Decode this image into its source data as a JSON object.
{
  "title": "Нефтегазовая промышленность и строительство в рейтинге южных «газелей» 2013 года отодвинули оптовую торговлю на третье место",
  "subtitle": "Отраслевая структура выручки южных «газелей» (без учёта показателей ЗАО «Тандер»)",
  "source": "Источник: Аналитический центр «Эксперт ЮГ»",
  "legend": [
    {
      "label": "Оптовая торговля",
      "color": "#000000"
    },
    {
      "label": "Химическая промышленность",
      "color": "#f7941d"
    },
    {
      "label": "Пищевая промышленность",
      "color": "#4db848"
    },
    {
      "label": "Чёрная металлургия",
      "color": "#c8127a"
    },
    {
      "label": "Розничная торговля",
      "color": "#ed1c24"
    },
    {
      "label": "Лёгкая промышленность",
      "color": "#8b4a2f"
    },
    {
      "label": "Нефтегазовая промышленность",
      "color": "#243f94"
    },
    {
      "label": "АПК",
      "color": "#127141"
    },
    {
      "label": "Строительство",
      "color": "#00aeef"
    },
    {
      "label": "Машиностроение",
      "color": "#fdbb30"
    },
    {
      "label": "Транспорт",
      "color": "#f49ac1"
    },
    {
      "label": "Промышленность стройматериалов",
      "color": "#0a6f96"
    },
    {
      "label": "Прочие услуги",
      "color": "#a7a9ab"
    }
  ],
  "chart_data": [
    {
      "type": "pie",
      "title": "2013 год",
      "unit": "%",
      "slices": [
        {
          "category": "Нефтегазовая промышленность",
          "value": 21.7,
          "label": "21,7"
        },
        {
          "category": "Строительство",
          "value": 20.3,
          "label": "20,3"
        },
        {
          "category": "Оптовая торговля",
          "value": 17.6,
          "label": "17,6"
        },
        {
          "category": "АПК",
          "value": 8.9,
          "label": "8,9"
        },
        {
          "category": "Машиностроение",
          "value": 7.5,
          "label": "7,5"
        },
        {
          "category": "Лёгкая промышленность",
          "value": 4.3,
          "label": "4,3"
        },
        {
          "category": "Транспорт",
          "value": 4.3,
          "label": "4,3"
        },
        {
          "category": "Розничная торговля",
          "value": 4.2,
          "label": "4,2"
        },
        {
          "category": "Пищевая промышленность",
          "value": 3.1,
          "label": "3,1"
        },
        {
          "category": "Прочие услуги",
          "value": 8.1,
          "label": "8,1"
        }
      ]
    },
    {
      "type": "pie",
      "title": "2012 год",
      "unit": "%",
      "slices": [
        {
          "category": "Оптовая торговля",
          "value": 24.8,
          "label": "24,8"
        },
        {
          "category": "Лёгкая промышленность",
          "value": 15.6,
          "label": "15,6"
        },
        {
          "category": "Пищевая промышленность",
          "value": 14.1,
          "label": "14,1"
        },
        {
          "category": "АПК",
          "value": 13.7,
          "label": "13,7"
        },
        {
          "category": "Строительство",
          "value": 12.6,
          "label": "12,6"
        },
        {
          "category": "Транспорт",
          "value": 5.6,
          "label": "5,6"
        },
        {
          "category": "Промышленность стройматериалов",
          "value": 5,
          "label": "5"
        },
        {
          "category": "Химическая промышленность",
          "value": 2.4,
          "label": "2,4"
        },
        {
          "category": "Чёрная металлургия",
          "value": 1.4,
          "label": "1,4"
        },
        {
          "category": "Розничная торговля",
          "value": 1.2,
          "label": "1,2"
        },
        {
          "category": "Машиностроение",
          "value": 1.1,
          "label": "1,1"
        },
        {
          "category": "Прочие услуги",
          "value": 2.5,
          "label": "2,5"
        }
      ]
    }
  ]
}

========

> [Stated task]: Of the lines in the data, how many contain the word "Чёрная"? Provide the number and nothing further.

> [Full output]: 2